PROBLEM DETAILS:
Copy every line that contains the string "khởi" from the entries below.

— begin ROWS —

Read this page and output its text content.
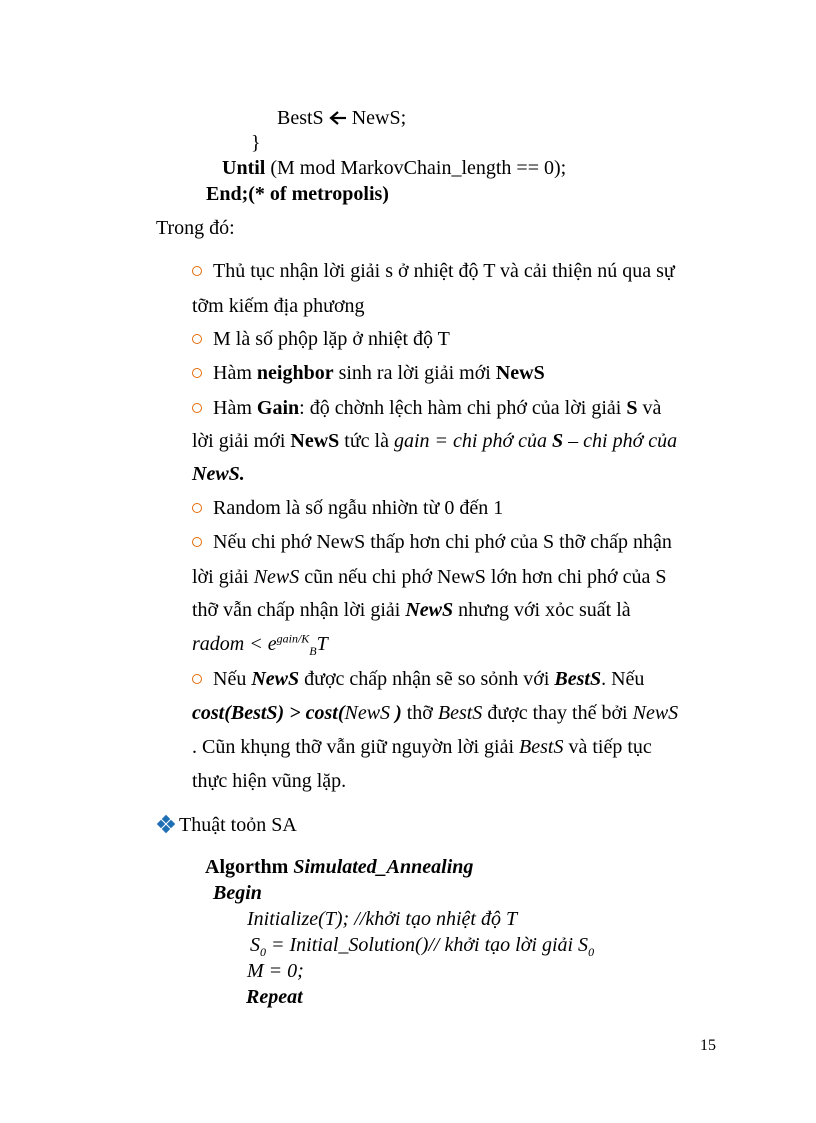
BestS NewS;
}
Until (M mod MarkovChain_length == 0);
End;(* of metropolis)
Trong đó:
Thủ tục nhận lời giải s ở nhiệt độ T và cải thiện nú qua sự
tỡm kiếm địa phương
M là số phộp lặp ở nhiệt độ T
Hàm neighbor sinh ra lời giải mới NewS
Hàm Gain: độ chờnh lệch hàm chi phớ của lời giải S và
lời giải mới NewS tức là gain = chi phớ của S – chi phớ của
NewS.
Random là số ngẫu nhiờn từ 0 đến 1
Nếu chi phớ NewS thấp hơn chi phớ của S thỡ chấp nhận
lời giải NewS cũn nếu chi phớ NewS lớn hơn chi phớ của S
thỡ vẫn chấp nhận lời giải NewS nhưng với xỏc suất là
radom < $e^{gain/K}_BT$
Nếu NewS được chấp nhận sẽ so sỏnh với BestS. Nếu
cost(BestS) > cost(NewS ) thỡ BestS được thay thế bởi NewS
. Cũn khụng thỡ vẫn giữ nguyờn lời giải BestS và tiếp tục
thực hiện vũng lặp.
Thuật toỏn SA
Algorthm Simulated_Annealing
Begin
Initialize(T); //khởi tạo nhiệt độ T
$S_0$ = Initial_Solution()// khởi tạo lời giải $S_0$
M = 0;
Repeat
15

— end ROWS —

PROBLEM SOLUTION:
Initialize(T); //khởi tạo nhiệt độ T
$S_0$ = Initial_Solution()// khởi tạo lời giải $S_0$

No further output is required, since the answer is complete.